Copy the entries verbatim, beginning with the first line and continuing through the line containing "volume-bar (496, 475, 501, 484)", both ends included.
============
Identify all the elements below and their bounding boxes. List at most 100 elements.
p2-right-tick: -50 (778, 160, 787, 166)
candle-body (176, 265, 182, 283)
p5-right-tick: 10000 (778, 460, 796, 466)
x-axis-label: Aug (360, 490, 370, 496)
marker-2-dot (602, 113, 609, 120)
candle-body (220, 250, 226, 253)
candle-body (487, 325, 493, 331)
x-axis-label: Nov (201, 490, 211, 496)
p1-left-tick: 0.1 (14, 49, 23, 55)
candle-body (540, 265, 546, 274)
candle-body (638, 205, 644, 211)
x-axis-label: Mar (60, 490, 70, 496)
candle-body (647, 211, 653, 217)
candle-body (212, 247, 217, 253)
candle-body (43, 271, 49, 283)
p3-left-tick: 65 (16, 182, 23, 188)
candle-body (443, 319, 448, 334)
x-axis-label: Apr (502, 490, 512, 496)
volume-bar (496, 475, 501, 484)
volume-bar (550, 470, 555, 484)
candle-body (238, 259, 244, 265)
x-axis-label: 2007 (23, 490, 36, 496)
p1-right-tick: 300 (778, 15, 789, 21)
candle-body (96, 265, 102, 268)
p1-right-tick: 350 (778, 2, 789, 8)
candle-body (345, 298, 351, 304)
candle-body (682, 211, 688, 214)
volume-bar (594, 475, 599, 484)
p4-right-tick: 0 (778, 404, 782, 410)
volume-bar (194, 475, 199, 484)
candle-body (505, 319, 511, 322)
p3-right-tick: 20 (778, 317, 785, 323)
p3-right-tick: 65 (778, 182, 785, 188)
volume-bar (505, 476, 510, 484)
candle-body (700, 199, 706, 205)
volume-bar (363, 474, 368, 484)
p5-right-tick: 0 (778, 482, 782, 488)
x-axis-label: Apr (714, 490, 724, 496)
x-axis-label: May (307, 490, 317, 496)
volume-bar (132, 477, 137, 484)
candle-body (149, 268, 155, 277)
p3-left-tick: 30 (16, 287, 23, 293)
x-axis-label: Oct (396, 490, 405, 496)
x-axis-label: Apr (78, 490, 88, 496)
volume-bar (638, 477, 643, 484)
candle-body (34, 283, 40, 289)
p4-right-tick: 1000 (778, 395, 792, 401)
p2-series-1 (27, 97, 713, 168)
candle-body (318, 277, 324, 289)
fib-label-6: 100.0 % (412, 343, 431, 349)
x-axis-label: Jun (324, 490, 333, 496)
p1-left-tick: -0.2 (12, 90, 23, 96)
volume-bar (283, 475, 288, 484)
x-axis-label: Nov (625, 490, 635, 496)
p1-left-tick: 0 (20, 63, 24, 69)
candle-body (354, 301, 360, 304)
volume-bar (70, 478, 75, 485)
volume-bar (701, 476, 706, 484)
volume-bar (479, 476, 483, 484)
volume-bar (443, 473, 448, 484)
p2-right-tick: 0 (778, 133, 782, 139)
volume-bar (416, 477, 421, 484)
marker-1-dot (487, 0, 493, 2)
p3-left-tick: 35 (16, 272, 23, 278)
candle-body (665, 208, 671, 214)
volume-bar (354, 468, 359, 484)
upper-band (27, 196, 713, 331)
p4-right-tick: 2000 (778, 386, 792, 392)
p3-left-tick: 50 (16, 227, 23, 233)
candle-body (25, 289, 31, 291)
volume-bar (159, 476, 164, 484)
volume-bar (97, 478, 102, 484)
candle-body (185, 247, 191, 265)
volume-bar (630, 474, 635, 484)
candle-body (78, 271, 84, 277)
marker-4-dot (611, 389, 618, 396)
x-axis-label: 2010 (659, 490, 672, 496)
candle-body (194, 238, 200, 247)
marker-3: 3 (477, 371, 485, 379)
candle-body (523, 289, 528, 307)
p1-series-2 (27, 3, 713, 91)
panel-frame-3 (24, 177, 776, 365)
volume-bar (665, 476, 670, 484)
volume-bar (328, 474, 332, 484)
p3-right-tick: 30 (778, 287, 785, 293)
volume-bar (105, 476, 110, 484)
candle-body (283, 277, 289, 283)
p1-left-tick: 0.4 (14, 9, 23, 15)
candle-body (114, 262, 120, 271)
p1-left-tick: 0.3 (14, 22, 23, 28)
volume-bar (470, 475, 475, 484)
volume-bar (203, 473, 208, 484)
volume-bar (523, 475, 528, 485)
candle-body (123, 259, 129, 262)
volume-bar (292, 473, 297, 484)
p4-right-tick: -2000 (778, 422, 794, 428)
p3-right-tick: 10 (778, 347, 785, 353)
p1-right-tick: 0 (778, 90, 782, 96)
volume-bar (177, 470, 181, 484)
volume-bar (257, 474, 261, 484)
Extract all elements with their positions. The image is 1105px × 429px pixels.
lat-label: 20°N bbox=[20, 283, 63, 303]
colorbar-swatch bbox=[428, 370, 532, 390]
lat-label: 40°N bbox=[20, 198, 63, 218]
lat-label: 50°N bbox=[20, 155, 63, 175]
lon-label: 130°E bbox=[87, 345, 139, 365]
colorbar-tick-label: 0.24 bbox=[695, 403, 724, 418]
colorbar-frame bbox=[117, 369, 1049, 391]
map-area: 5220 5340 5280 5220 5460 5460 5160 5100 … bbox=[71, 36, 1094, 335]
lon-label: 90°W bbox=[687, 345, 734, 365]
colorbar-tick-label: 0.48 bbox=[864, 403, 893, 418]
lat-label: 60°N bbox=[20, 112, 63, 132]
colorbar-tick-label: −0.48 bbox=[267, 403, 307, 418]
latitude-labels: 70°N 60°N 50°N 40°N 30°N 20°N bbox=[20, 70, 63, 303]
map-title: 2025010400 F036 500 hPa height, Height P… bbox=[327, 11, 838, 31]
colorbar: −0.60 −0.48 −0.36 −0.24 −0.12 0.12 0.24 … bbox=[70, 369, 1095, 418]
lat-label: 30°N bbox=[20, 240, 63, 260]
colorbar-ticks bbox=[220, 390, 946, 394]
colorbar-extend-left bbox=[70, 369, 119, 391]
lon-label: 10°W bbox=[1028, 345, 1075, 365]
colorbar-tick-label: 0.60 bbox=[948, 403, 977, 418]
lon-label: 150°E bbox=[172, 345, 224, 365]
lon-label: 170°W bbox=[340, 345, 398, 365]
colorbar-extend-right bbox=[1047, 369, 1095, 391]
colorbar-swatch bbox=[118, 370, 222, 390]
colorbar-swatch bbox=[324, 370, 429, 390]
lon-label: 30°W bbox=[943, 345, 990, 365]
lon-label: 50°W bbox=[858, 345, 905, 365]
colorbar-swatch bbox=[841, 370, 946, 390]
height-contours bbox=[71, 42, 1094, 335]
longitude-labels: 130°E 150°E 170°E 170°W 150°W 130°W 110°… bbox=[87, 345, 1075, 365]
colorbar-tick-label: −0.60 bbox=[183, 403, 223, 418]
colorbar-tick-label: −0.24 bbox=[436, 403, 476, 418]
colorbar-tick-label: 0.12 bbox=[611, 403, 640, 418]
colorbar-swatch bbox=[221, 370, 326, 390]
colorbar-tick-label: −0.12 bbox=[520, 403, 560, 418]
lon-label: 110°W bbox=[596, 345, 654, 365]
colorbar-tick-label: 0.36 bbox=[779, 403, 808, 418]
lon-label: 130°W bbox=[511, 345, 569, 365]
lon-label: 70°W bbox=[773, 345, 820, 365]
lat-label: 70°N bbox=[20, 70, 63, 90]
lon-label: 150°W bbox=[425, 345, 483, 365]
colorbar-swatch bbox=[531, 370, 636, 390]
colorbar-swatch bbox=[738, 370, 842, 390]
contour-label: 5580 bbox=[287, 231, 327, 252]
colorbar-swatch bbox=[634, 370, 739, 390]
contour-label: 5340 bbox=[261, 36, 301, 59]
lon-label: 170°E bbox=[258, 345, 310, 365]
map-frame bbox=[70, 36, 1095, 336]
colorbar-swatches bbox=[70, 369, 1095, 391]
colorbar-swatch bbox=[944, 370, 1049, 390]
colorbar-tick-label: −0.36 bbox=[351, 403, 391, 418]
============
**RESPONSE**.
Identify all the elements below and their bounding boxes. List at most 100 elements.
p2-right-tick: -50 (778, 160, 787, 166)
candle-body (176, 265, 182, 283)
p5-right-tick: 10000 (778, 460, 796, 466)
x-axis-label: Aug (360, 490, 370, 496)
marker-2-dot (602, 113, 609, 120)
candle-body (220, 250, 226, 253)
candle-body (487, 325, 493, 331)
x-axis-label: Nov (201, 490, 211, 496)
p1-left-tick: 0.1 (14, 49, 23, 55)
candle-body (540, 265, 546, 274)
candle-body (638, 205, 644, 211)
x-axis-label: Mar (60, 490, 70, 496)
candle-body (647, 211, 653, 217)
candle-body (212, 247, 217, 253)
candle-body (43, 271, 49, 283)
p3-left-tick: 65 (16, 182, 23, 188)
candle-body (443, 319, 448, 334)
x-axis-label: Apr (502, 490, 512, 496)
volume-bar (496, 475, 501, 484)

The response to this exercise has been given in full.